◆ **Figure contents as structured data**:
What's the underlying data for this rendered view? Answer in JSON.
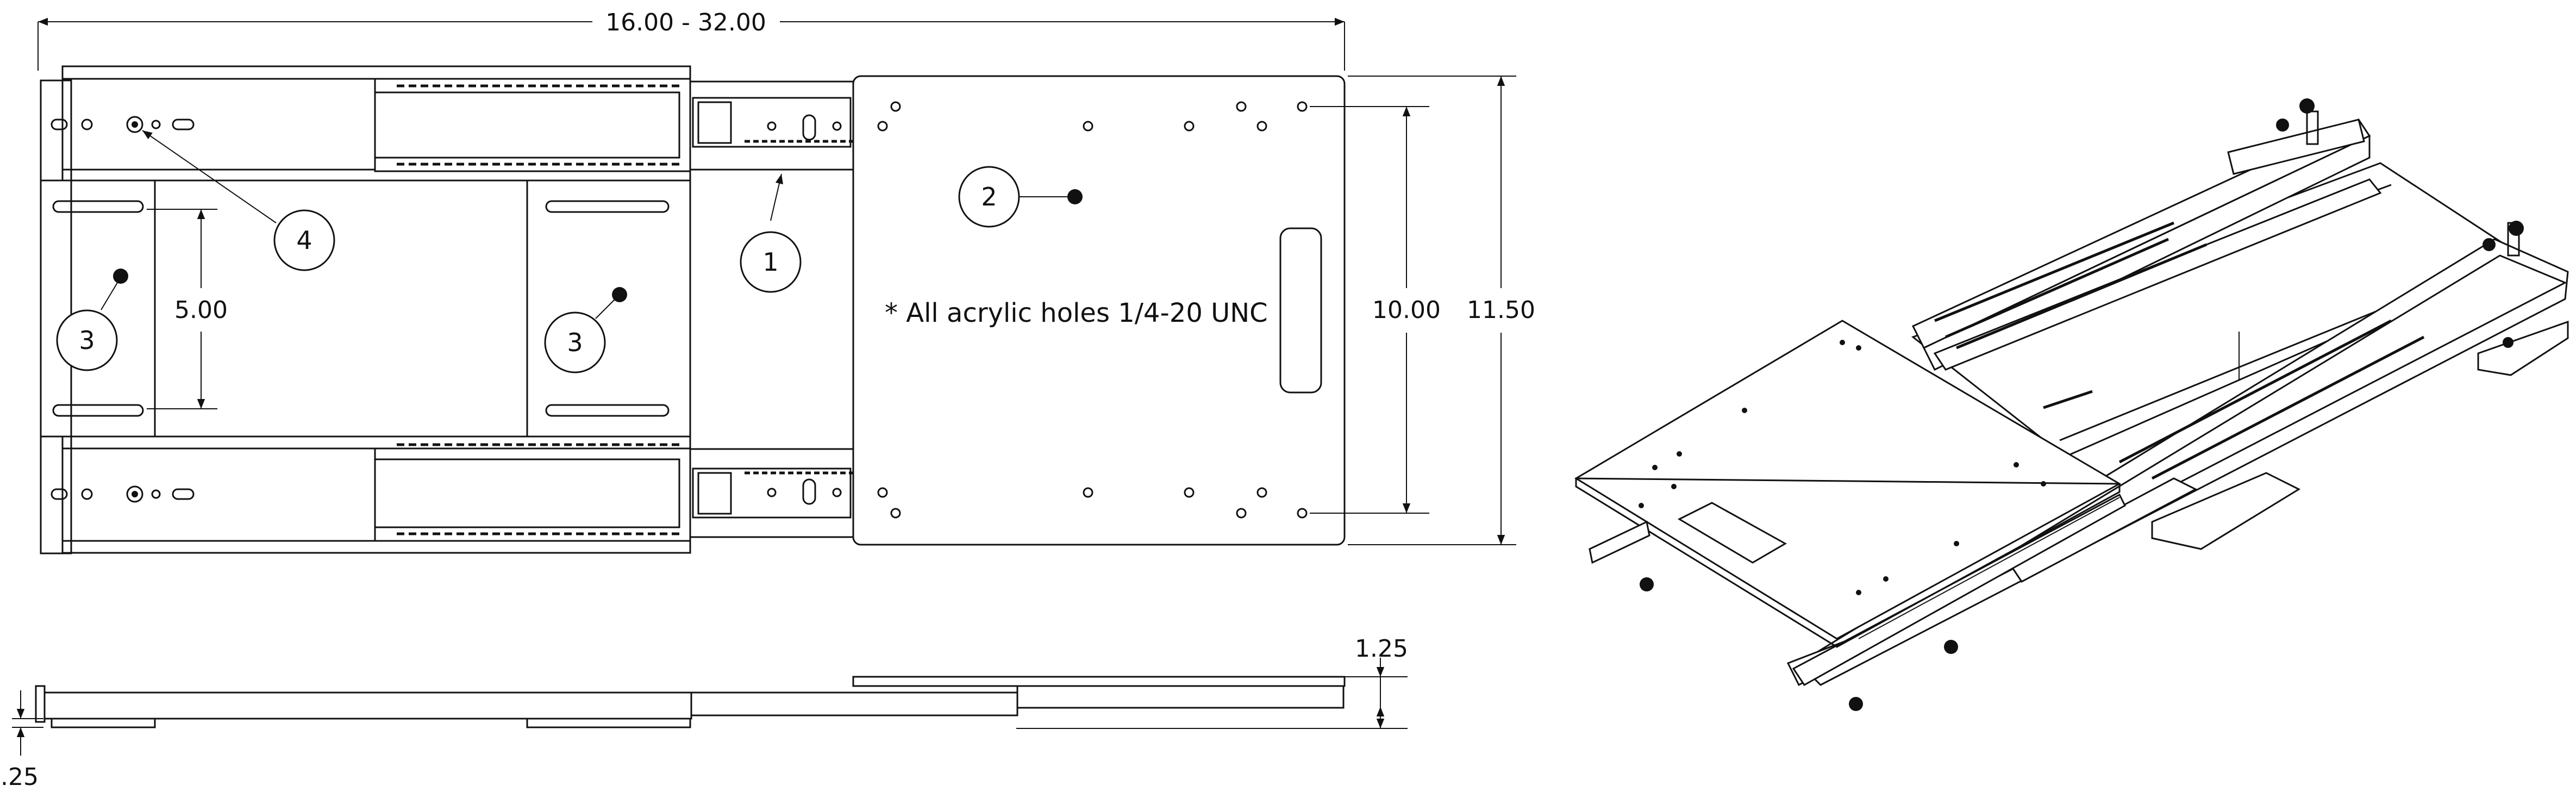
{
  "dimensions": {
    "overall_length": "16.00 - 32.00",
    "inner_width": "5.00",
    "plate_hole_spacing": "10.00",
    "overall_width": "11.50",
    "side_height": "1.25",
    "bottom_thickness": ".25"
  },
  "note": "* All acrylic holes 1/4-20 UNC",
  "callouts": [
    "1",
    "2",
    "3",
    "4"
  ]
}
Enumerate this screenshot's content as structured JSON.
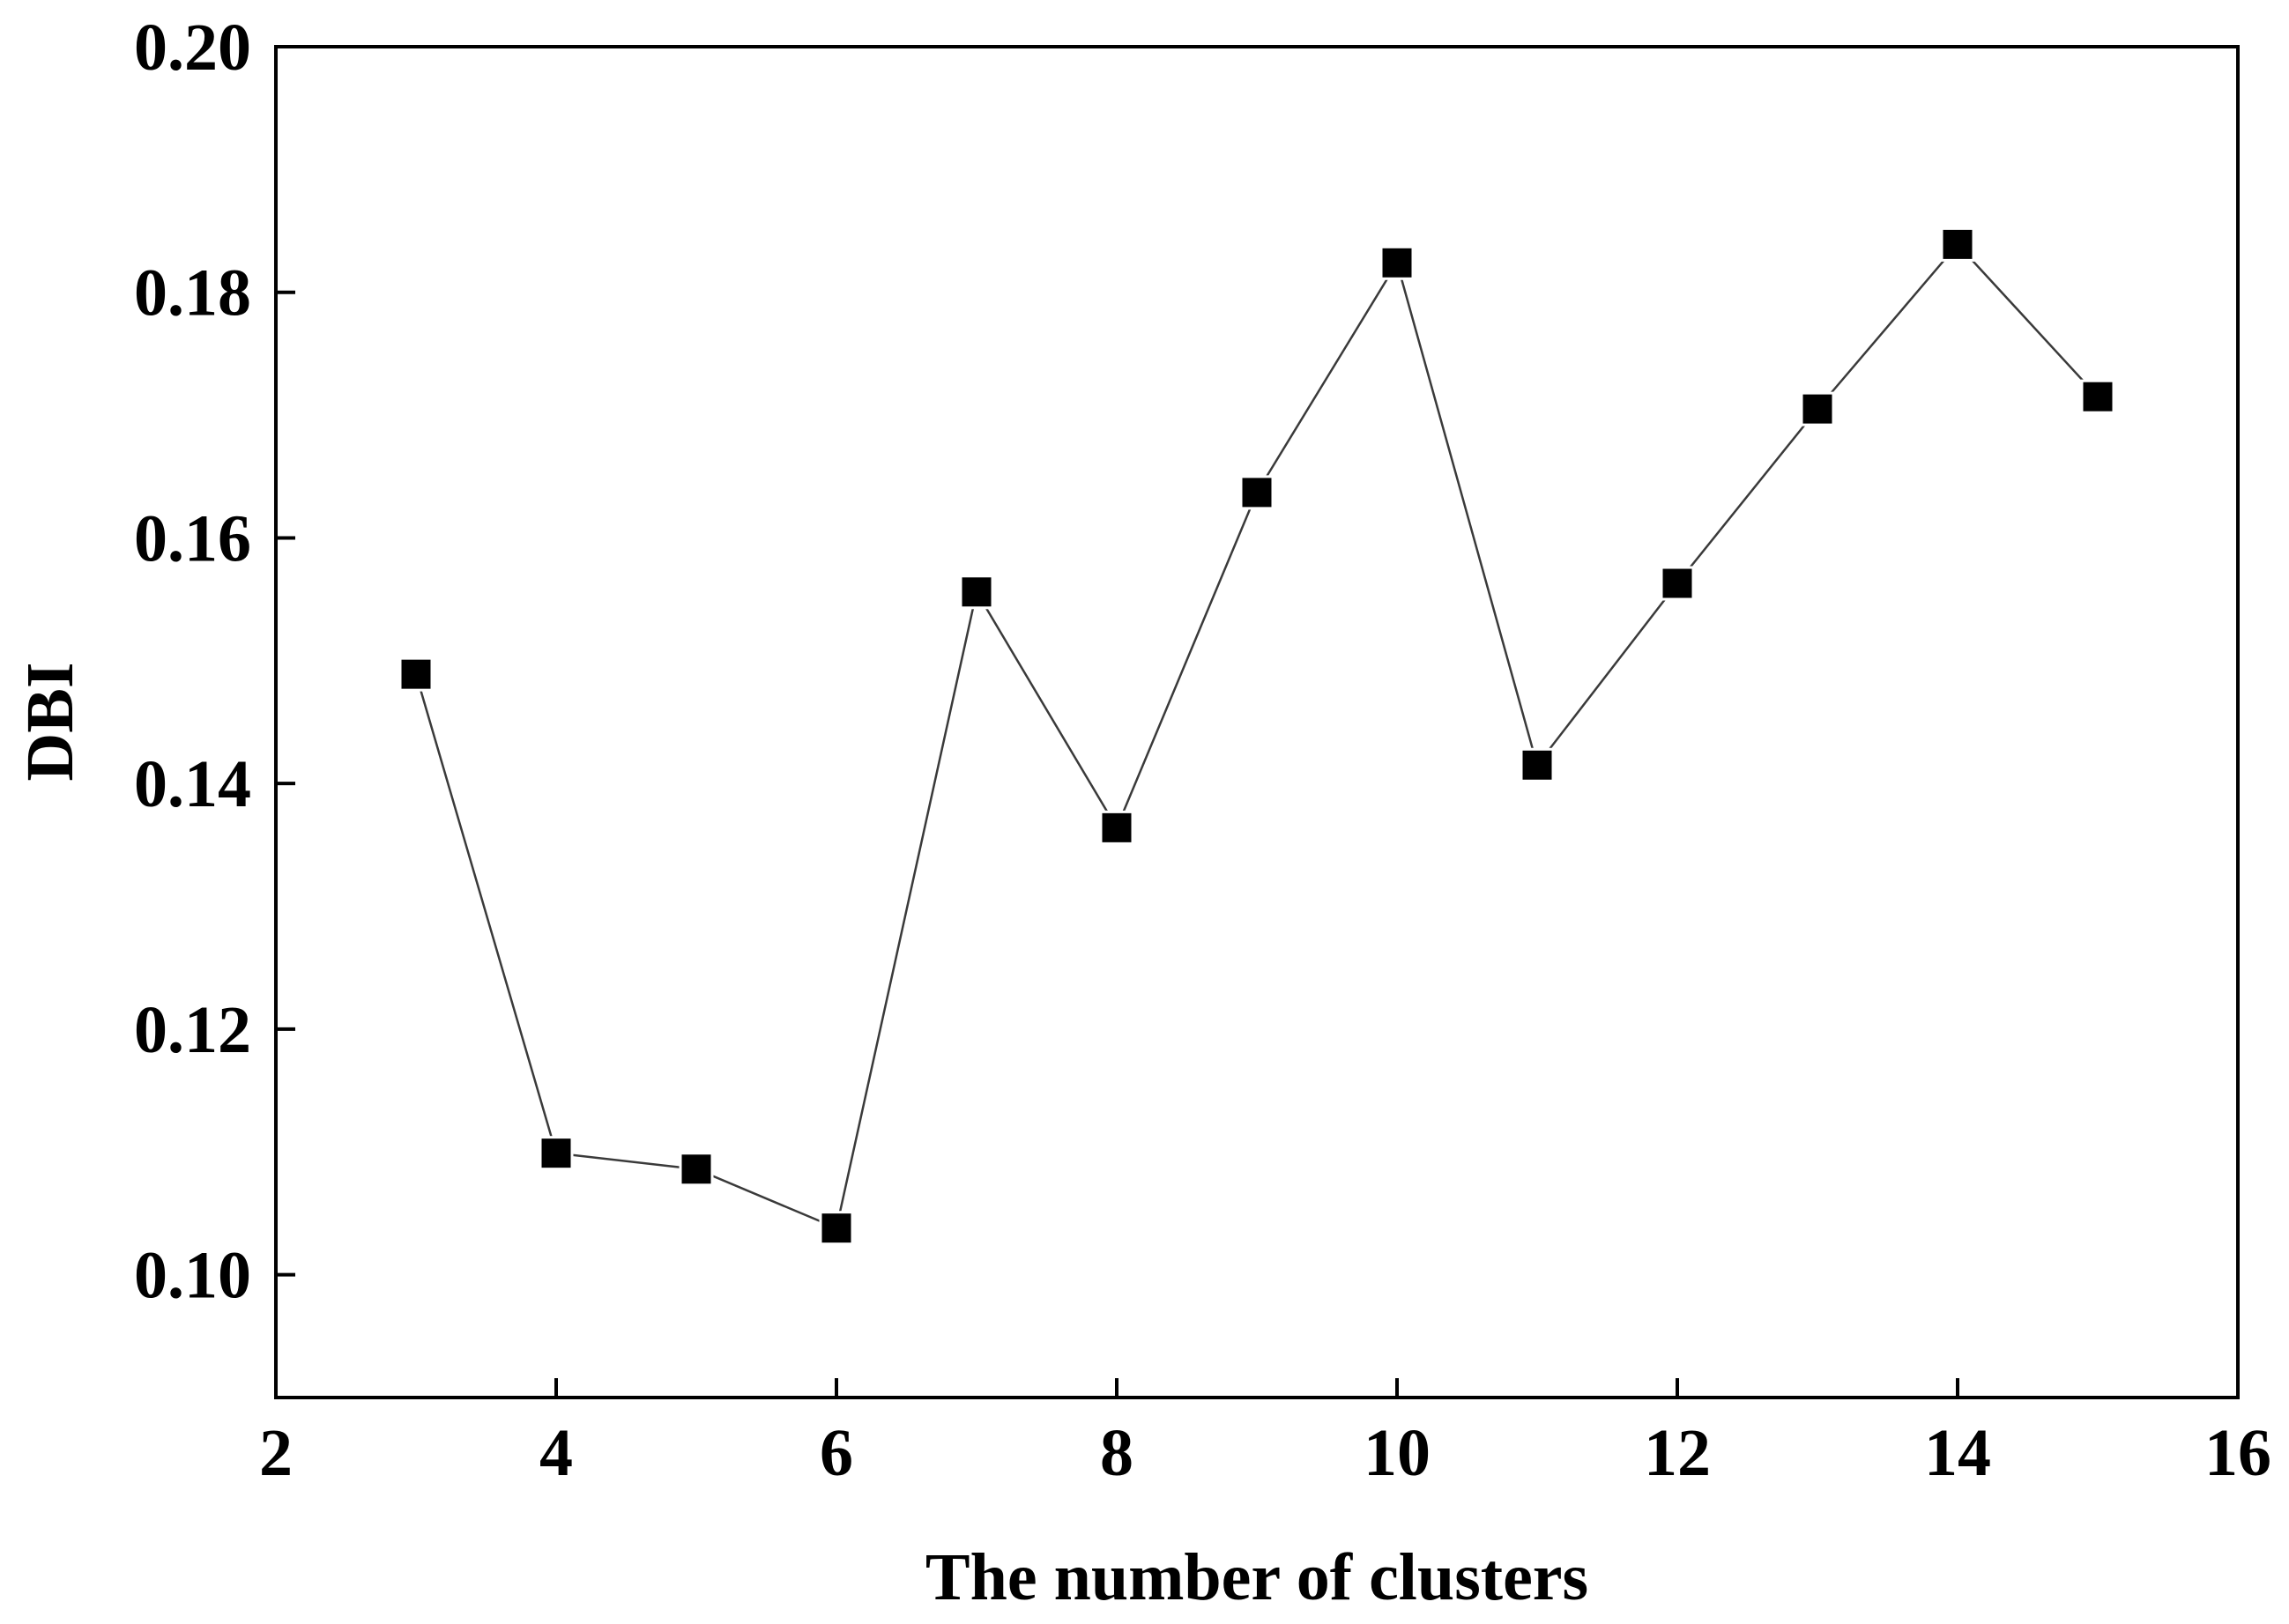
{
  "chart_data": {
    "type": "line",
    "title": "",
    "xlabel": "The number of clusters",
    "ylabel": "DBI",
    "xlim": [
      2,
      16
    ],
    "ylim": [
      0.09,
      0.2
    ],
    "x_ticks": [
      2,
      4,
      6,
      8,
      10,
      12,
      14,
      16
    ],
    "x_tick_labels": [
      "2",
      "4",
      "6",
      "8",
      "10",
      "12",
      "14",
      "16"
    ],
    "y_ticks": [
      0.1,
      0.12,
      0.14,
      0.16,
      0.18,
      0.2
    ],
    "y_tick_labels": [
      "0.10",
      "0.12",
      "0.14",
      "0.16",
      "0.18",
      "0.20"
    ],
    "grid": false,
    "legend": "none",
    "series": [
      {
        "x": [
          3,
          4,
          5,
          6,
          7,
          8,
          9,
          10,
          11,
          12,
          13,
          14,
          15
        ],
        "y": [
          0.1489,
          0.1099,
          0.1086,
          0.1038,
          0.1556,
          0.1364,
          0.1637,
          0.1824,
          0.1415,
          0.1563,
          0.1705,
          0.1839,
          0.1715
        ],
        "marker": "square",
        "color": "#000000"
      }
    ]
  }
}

◆ **Task**: Leave the pictures out and reproduce each record exactly as written.

◆ **Result of this task**:
What's the underlying data for this rendered view? Answer in JSON.
{
  "dimensions": {
    "overall_length": "16.00 - 32.00",
    "inner_width": "5.00",
    "plate_hole_spacing": "10.00",
    "overall_width": "11.50",
    "side_height": "1.25",
    "bottom_thickness": ".25"
  },
  "note": "* All acrylic holes 1/4-20 UNC",
  "callouts": [
    "1",
    "2",
    "3",
    "4"
  ]
}
Enumerate this screenshot's content as structured JSON.
{
  "chart_data": {
    "type": "line",
    "title": "",
    "xlabel": "The number of clusters",
    "ylabel": "DBI",
    "xlim": [
      2,
      16
    ],
    "ylim": [
      0.09,
      0.2
    ],
    "x_ticks": [
      2,
      4,
      6,
      8,
      10,
      12,
      14,
      16
    ],
    "x_tick_labels": [
      "2",
      "4",
      "6",
      "8",
      "10",
      "12",
      "14",
      "16"
    ],
    "y_ticks": [
      0.1,
      0.12,
      0.14,
      0.16,
      0.18,
      0.2
    ],
    "y_tick_labels": [
      "0.10",
      "0.12",
      "0.14",
      "0.16",
      "0.18",
      "0.20"
    ],
    "grid": false,
    "legend": "none",
    "series": [
      {
        "x": [
          3,
          4,
          5,
          6,
          7,
          8,
          9,
          10,
          11,
          12,
          13,
          14,
          15
        ],
        "y": [
          0.1489,
          0.1099,
          0.1086,
          0.1038,
          0.1556,
          0.1364,
          0.1637,
          0.1824,
          0.1415,
          0.1563,
          0.1705,
          0.1839,
          0.1715
        ],
        "marker": "square",
        "color": "#000000"
      }
    ]
  }
}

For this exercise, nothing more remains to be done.